Supplied data:
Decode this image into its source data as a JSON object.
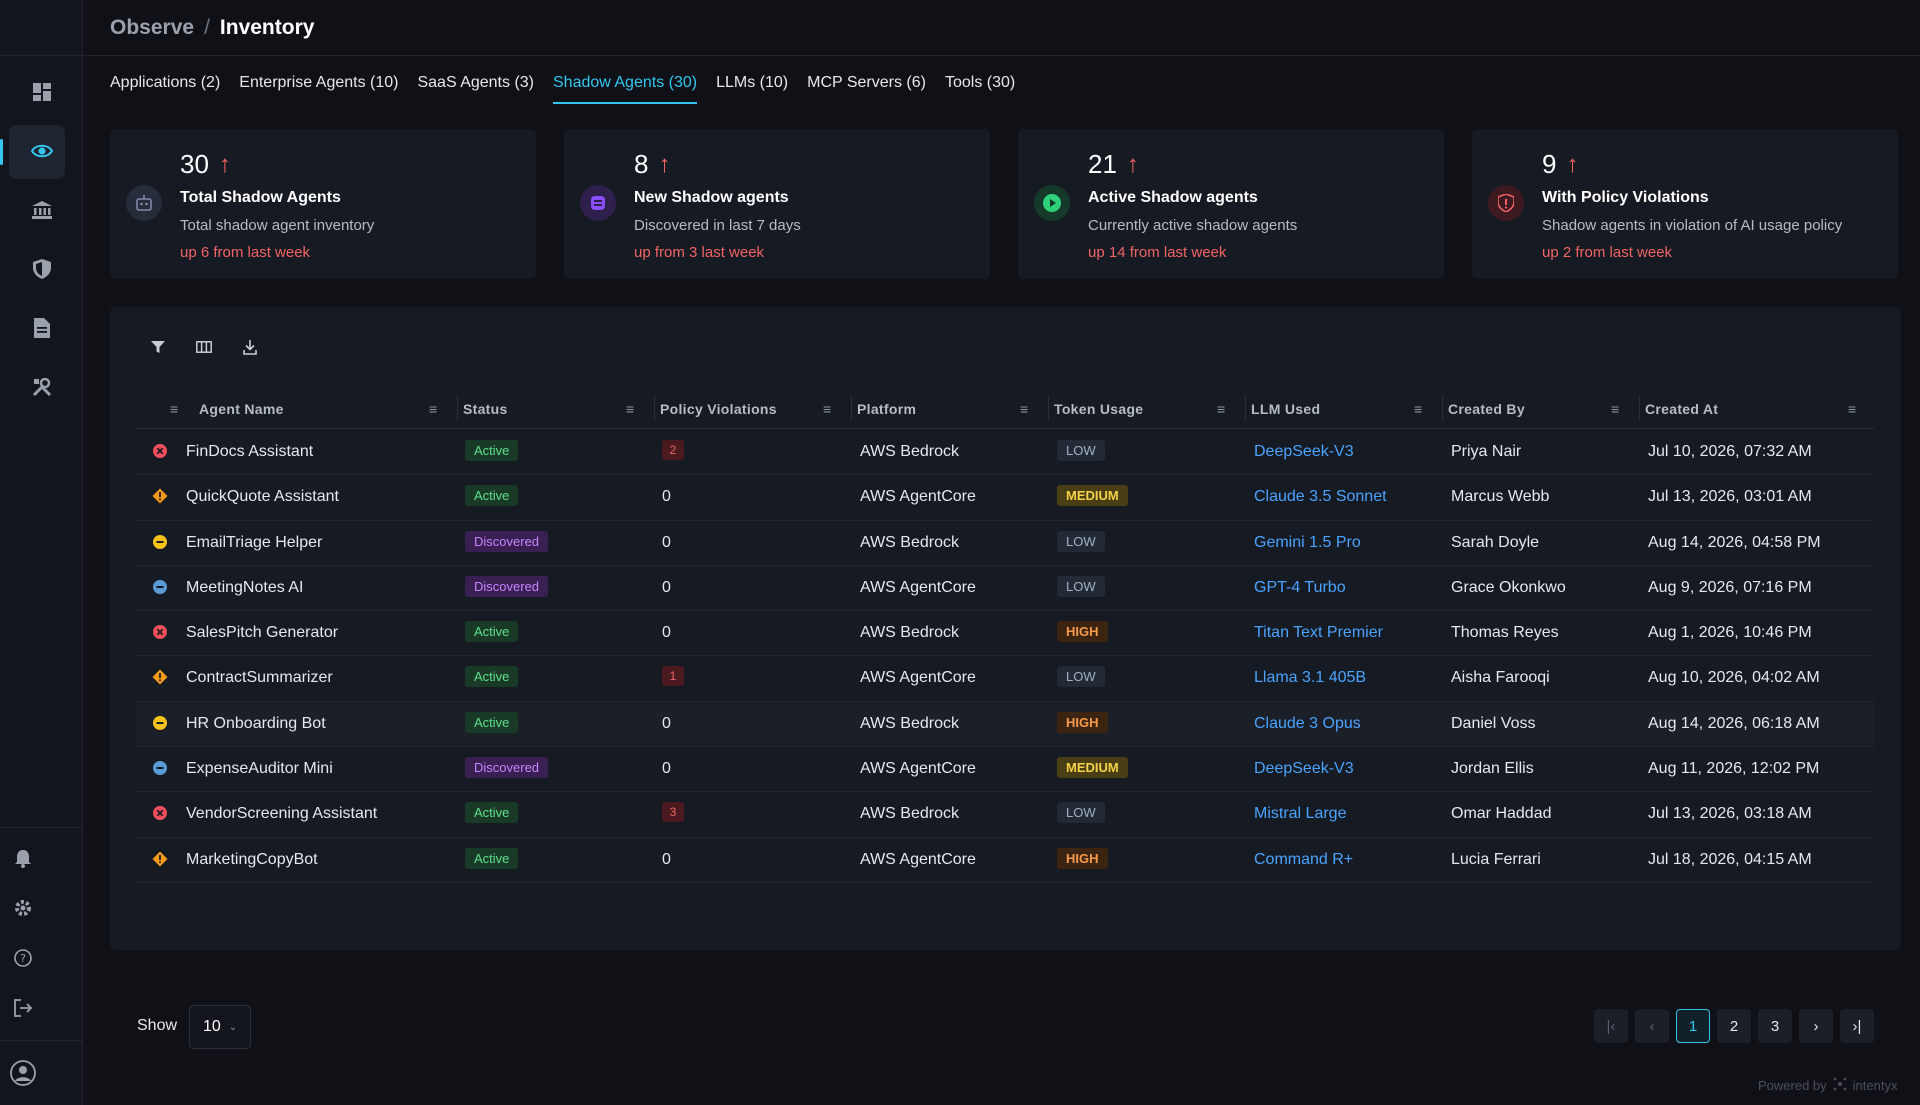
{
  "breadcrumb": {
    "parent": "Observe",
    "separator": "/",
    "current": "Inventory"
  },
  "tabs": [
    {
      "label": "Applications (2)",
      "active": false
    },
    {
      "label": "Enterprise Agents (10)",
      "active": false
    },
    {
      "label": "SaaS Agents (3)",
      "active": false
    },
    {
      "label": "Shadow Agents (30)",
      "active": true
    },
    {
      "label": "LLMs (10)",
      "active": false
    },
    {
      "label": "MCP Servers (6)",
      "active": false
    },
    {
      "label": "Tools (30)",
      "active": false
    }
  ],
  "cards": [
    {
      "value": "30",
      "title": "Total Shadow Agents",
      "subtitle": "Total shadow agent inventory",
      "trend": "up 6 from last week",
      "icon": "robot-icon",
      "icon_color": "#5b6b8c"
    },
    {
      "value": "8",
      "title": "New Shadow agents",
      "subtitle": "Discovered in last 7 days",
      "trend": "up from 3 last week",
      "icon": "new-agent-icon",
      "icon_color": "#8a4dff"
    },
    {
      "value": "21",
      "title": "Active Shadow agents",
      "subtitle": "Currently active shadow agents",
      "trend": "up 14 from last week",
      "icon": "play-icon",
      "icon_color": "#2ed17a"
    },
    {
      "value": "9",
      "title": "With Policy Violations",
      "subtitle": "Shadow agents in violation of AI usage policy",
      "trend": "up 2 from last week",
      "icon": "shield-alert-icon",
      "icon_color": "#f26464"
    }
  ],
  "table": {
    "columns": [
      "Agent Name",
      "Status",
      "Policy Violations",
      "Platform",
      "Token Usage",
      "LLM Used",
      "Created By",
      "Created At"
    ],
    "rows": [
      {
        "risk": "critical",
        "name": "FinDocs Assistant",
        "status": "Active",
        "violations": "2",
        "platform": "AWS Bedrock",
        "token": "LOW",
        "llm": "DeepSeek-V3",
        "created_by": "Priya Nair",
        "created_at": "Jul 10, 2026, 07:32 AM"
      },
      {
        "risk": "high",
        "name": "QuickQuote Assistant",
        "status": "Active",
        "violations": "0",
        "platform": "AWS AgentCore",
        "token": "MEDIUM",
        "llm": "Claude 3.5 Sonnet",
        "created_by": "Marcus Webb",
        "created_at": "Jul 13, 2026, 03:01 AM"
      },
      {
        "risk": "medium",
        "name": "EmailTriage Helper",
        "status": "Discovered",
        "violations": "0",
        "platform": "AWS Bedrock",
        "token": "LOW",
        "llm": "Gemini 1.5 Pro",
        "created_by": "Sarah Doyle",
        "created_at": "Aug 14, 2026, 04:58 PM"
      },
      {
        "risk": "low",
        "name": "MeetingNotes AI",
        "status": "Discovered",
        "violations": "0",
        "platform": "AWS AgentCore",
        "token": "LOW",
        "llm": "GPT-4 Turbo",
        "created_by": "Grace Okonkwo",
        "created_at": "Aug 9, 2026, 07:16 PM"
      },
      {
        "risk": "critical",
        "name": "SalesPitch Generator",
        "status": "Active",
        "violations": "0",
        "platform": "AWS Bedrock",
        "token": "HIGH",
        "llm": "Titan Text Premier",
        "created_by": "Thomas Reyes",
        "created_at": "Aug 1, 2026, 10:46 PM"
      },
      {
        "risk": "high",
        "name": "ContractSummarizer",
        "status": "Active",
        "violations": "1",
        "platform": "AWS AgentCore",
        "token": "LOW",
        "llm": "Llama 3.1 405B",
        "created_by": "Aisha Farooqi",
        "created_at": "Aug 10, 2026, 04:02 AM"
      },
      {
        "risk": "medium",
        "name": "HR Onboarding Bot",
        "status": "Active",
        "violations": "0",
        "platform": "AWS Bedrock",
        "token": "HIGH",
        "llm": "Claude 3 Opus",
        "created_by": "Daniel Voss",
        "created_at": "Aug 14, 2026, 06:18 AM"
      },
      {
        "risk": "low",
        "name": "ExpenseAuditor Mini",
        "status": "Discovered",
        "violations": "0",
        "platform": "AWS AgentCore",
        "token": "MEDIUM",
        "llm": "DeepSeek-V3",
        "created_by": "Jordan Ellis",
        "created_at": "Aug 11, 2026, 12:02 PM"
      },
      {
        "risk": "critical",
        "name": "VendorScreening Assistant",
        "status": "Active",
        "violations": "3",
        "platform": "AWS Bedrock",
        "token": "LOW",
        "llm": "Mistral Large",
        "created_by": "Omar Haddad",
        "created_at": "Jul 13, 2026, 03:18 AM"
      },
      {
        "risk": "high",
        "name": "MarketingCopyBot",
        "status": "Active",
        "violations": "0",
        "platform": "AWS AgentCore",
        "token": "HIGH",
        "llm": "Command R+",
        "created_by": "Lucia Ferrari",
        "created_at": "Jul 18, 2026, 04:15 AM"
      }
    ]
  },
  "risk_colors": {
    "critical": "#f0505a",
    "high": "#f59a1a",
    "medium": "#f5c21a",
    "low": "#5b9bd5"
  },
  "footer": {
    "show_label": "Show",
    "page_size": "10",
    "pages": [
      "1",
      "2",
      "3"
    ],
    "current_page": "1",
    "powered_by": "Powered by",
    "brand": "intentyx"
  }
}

Problem to solve:
Drop the pictures and reproduce the rest of the entries above exactly.

The answer:
Decode this image into its source data as a JSON object.
{
  "breadcrumb": {
    "parent": "Observe",
    "separator": "/",
    "current": "Inventory"
  },
  "tabs": [
    {
      "label": "Applications (2)",
      "active": false
    },
    {
      "label": "Enterprise Agents (10)",
      "active": false
    },
    {
      "label": "SaaS Agents (3)",
      "active": false
    },
    {
      "label": "Shadow Agents (30)",
      "active": true
    },
    {
      "label": "LLMs (10)",
      "active": false
    },
    {
      "label": "MCP Servers (6)",
      "active": false
    },
    {
      "label": "Tools (30)",
      "active": false
    }
  ],
  "cards": [
    {
      "value": "30",
      "title": "Total Shadow Agents",
      "subtitle": "Total shadow agent inventory",
      "trend": "up 6 from last week",
      "icon": "robot-icon",
      "icon_color": "#5b6b8c"
    },
    {
      "value": "8",
      "title": "New Shadow agents",
      "subtitle": "Discovered in last 7 days",
      "trend": "up from 3 last week",
      "icon": "new-agent-icon",
      "icon_color": "#8a4dff"
    },
    {
      "value": "21",
      "title": "Active Shadow agents",
      "subtitle": "Currently active shadow agents",
      "trend": "up 14 from last week",
      "icon": "play-icon",
      "icon_color": "#2ed17a"
    },
    {
      "value": "9",
      "title": "With Policy Violations",
      "subtitle": "Shadow agents in violation of AI usage policy",
      "trend": "up 2 from last week",
      "icon": "shield-alert-icon",
      "icon_color": "#f26464"
    }
  ],
  "table": {
    "columns": [
      "Agent Name",
      "Status",
      "Policy Violations",
      "Platform",
      "Token Usage",
      "LLM Used",
      "Created By",
      "Created At"
    ],
    "rows": [
      {
        "risk": "critical",
        "name": "FinDocs Assistant",
        "status": "Active",
        "violations": "2",
        "platform": "AWS Bedrock",
        "token": "LOW",
        "llm": "DeepSeek-V3",
        "created_by": "Priya Nair",
        "created_at": "Jul 10, 2026, 07:32 AM"
      },
      {
        "risk": "high",
        "name": "QuickQuote Assistant",
        "status": "Active",
        "violations": "0",
        "platform": "AWS AgentCore",
        "token": "MEDIUM",
        "llm": "Claude 3.5 Sonnet",
        "created_by": "Marcus Webb",
        "created_at": "Jul 13, 2026, 03:01 AM"
      },
      {
        "risk": "medium",
        "name": "EmailTriage Helper",
        "status": "Discovered",
        "violations": "0",
        "platform": "AWS Bedrock",
        "token": "LOW",
        "llm": "Gemini 1.5 Pro",
        "created_by": "Sarah Doyle",
        "created_at": "Aug 14, 2026, 04:58 PM"
      },
      {
        "risk": "low",
        "name": "MeetingNotes AI",
        "status": "Discovered",
        "violations": "0",
        "platform": "AWS AgentCore",
        "token": "LOW",
        "llm": "GPT-4 Turbo",
        "created_by": "Grace Okonkwo",
        "created_at": "Aug 9, 2026, 07:16 PM"
      },
      {
        "risk": "critical",
        "name": "SalesPitch Generator",
        "status": "Active",
        "violations": "0",
        "platform": "AWS Bedrock",
        "token": "HIGH",
        "llm": "Titan Text Premier",
        "created_by": "Thomas Reyes",
        "created_at": "Aug 1, 2026, 10:46 PM"
      },
      {
        "risk": "high",
        "name": "ContractSummarizer",
        "status": "Active",
        "violations": "1",
        "platform": "AWS AgentCore",
        "token": "LOW",
        "llm": "Llama 3.1 405B",
        "created_by": "Aisha Farooqi",
        "created_at": "Aug 10, 2026, 04:02 AM"
      },
      {
        "risk": "medium",
        "name": "HR Onboarding Bot",
        "status": "Active",
        "violations": "0",
        "platform": "AWS Bedrock",
        "token": "HIGH",
        "llm": "Claude 3 Opus",
        "created_by": "Daniel Voss",
        "created_at": "Aug 14, 2026, 06:18 AM"
      },
      {
        "risk": "low",
        "name": "ExpenseAuditor Mini",
        "status": "Discovered",
        "violations": "0",
        "platform": "AWS AgentCore",
        "token": "MEDIUM",
        "llm": "DeepSeek-V3",
        "created_by": "Jordan Ellis",
        "created_at": "Aug 11, 2026, 12:02 PM"
      },
      {
        "risk": "critical",
        "name": "VendorScreening Assistant",
        "status": "Active",
        "violations": "3",
        "platform": "AWS Bedrock",
        "token": "LOW",
        "llm": "Mistral Large",
        "created_by": "Omar Haddad",
        "created_at": "Jul 13, 2026, 03:18 AM"
      },
      {
        "risk": "high",
        "name": "MarketingCopyBot",
        "status": "Active",
        "violations": "0",
        "platform": "AWS AgentCore",
        "token": "HIGH",
        "llm": "Command R+",
        "created_by": "Lucia Ferrari",
        "created_at": "Jul 18, 2026, 04:15 AM"
      }
    ]
  },
  "risk_colors": {
    "critical": "#f0505a",
    "high": "#f59a1a",
    "medium": "#f5c21a",
    "low": "#5b9bd5"
  },
  "footer": {
    "show_label": "Show",
    "page_size": "10",
    "pages": [
      "1",
      "2",
      "3"
    ],
    "current_page": "1",
    "powered_by": "Powered by",
    "brand": "intentyx"
  }
}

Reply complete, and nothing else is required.